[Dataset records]
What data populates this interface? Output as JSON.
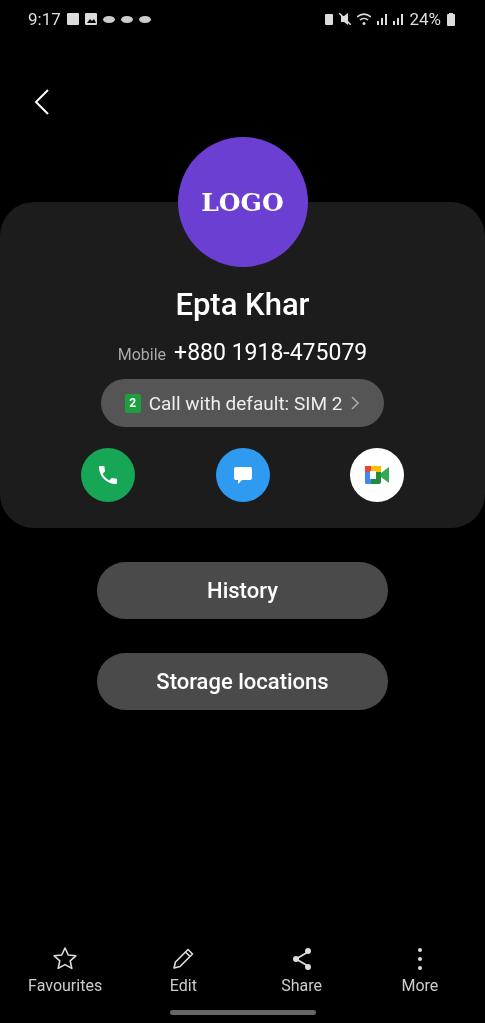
{
  "status_bar": {
    "time": "9:17",
    "battery": "24%"
  },
  "contact": {
    "avatar_text": "LOGO",
    "name": "Epta Khar",
    "phone_label": "Mobile",
    "phone": "+880 1918-475079",
    "sim_badge": "2",
    "call_default": "Call with default: SIM 2"
  },
  "actions": [
    {
      "kind": "call"
    },
    {
      "kind": "message"
    },
    {
      "kind": "video"
    }
  ],
  "buttons": [
    "History",
    "Storage locations"
  ],
  "bottom_bar": [
    {
      "kind": "star",
      "label": "Favourites"
    },
    {
      "kind": "edit",
      "label": "Edit"
    },
    {
      "kind": "share",
      "label": "Share"
    },
    {
      "kind": "more",
      "label": "More"
    }
  ]
}
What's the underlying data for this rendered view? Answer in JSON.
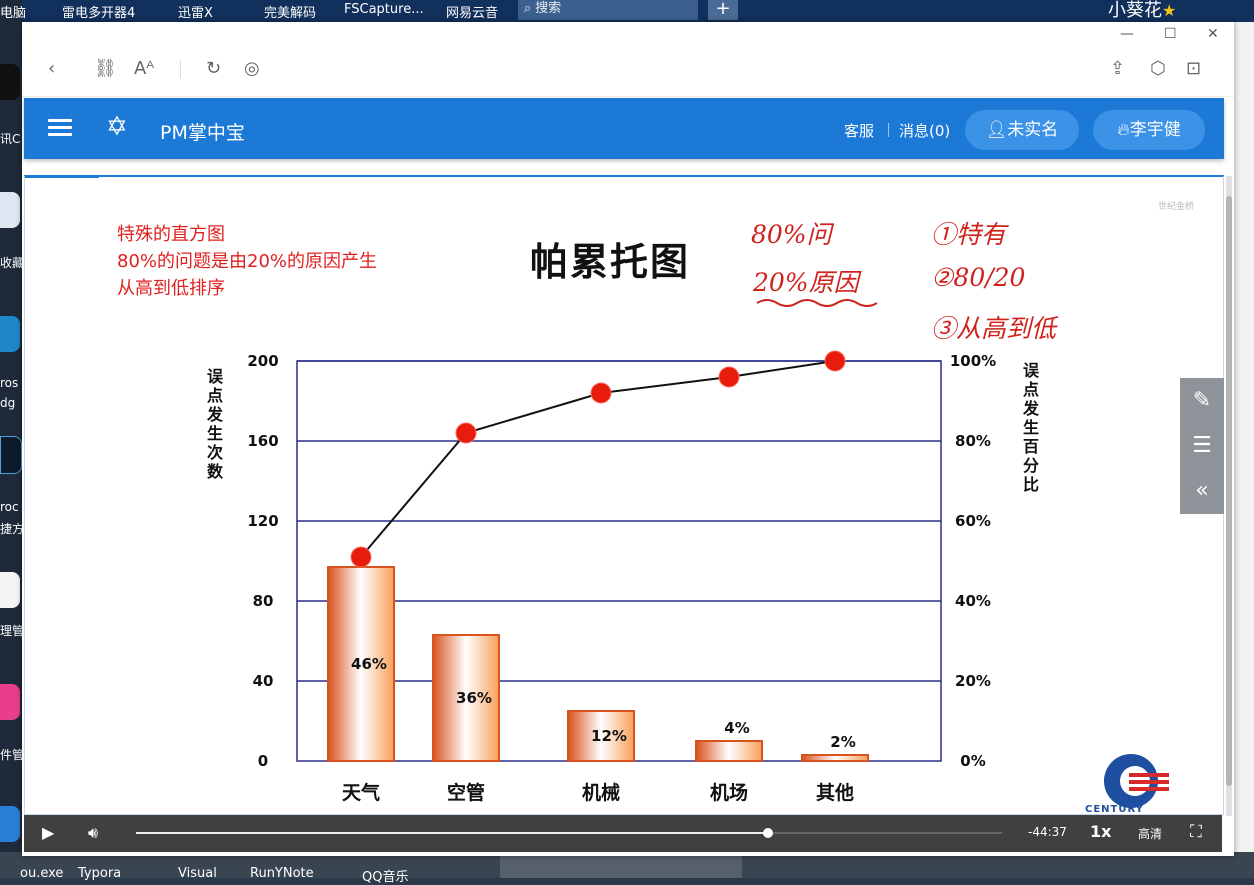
{
  "desktop": {
    "top_labels": [
      "电脑",
      "雷电多开器4",
      "迅雷X",
      "完美解码",
      "FSCapture...",
      "网易云音"
    ],
    "search_placeholder": "搜索",
    "plus": "+",
    "user_name": "小葵花",
    "user_star": "★",
    "left_labels": [
      "讯C",
      "收藏",
      "ros",
      "dg",
      "roc",
      "捷方",
      "理管",
      "件管"
    ],
    "bottom_labels": [
      "ou.exe",
      "Typora",
      "Visual",
      "RunYNote",
      "QQ音乐"
    ]
  },
  "window": {
    "controls": {
      "minimize": "—",
      "maximize": "☐",
      "close": "✕"
    },
    "toolbar_icons": [
      "chevron-left-icon",
      "link-icon",
      "font-size-icon",
      "refresh-icon",
      "compass-icon",
      "share-icon",
      "cube-icon",
      "screenshot-icon"
    ]
  },
  "navbar": {
    "brand": "PM掌中宝",
    "service": "客服",
    "messages": "消息(0)",
    "verify_button": "未实名",
    "user_button": "李宇健",
    "accent": "#1c7ad6"
  },
  "slide": {
    "notes": [
      "特殊的直方图",
      "80%的问题是由20%的原因产生",
      "从高到低排序"
    ],
    "title": "帕累托图",
    "handwriting": {
      "left": [
        "80%问",
        "20%原因"
      ],
      "right": [
        "①特有",
        "②80/20",
        "③从高到低"
      ]
    },
    "watermark_small": "世纪金桥",
    "logo_text": "CENTURY"
  },
  "chart_data": {
    "type": "bar",
    "ylabel_left": "误点发生次数",
    "ylabel_right": "误点发生百分比",
    "categories": [
      "天气",
      "空管",
      "机械",
      "机场",
      "其他"
    ],
    "values": [
      97,
      63,
      25,
      10,
      3
    ],
    "bar_labels": [
      "46%",
      "36%",
      "12%",
      "4%",
      "2%"
    ],
    "left_ticks": [
      0,
      40,
      80,
      120,
      160,
      200
    ],
    "right_ticks": [
      "0%",
      "20%",
      "40%",
      "60%",
      "80%",
      "100%"
    ],
    "ylim": [
      0,
      200
    ],
    "cumulative_percent": [
      51,
      82,
      92,
      96,
      100
    ],
    "colors": {
      "bar_edge": "#d9531e",
      "bar_fill": "#f8a05a",
      "line": "#111111",
      "marker": "#e81c0c",
      "grid": "#2b2f8a"
    }
  },
  "player": {
    "time": "-44:37",
    "speed": "1x",
    "quality": "高清",
    "progress": 0.73
  }
}
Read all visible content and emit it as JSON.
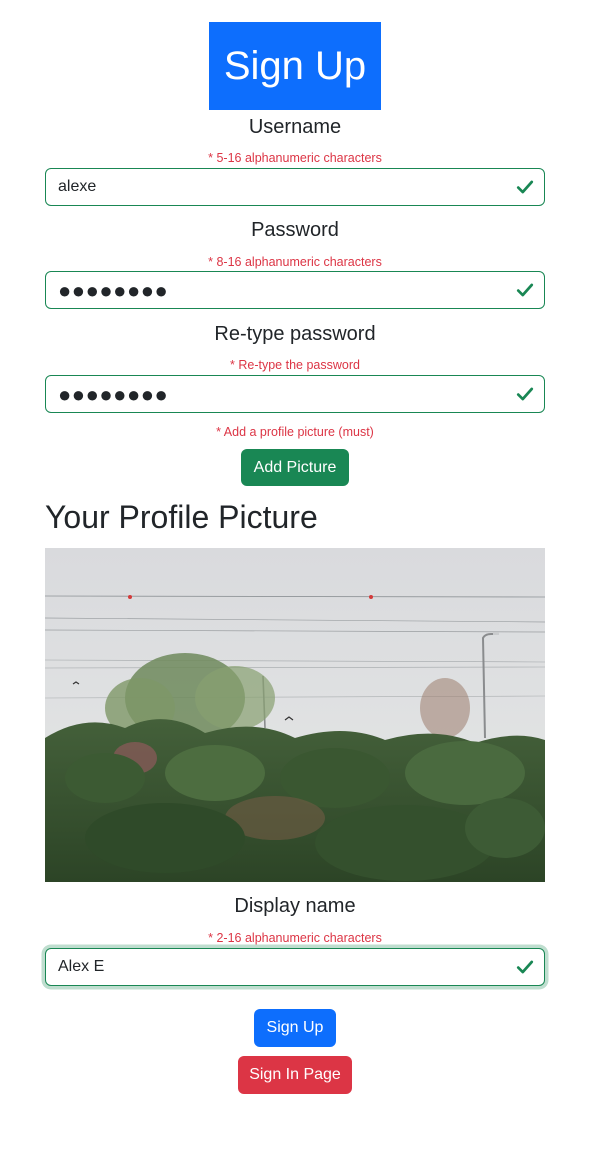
{
  "header": {
    "title": "Sign Up"
  },
  "username": {
    "label": "Username",
    "hint": "* 5-16 alphanumeric characters",
    "value": "alexe"
  },
  "password": {
    "label": "Password",
    "hint": "* 8-16 alphanumeric characters",
    "value": "●●●●●●●●"
  },
  "retype_password": {
    "label": "Re-type password",
    "hint": "* Re-type the password",
    "value": "●●●●●●●●"
  },
  "picture": {
    "hint": "* Add a profile picture (must)",
    "add_button": "Add Picture",
    "heading": "Your Profile Picture"
  },
  "display_name": {
    "label": "Display name",
    "hint": "* 2-16 alphanumeric characters",
    "value": "Alex E"
  },
  "actions": {
    "sign_up": "Sign Up",
    "sign_in_page": "Sign In Page"
  },
  "colors": {
    "primary": "#0d6efd",
    "success": "#198754",
    "danger": "#dc3545"
  },
  "icons": {
    "valid": "check-icon"
  }
}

▶ What is asked: Using the material above, count the lines containing the word "hint". Reply with the number alone.

▶ Task answer: 5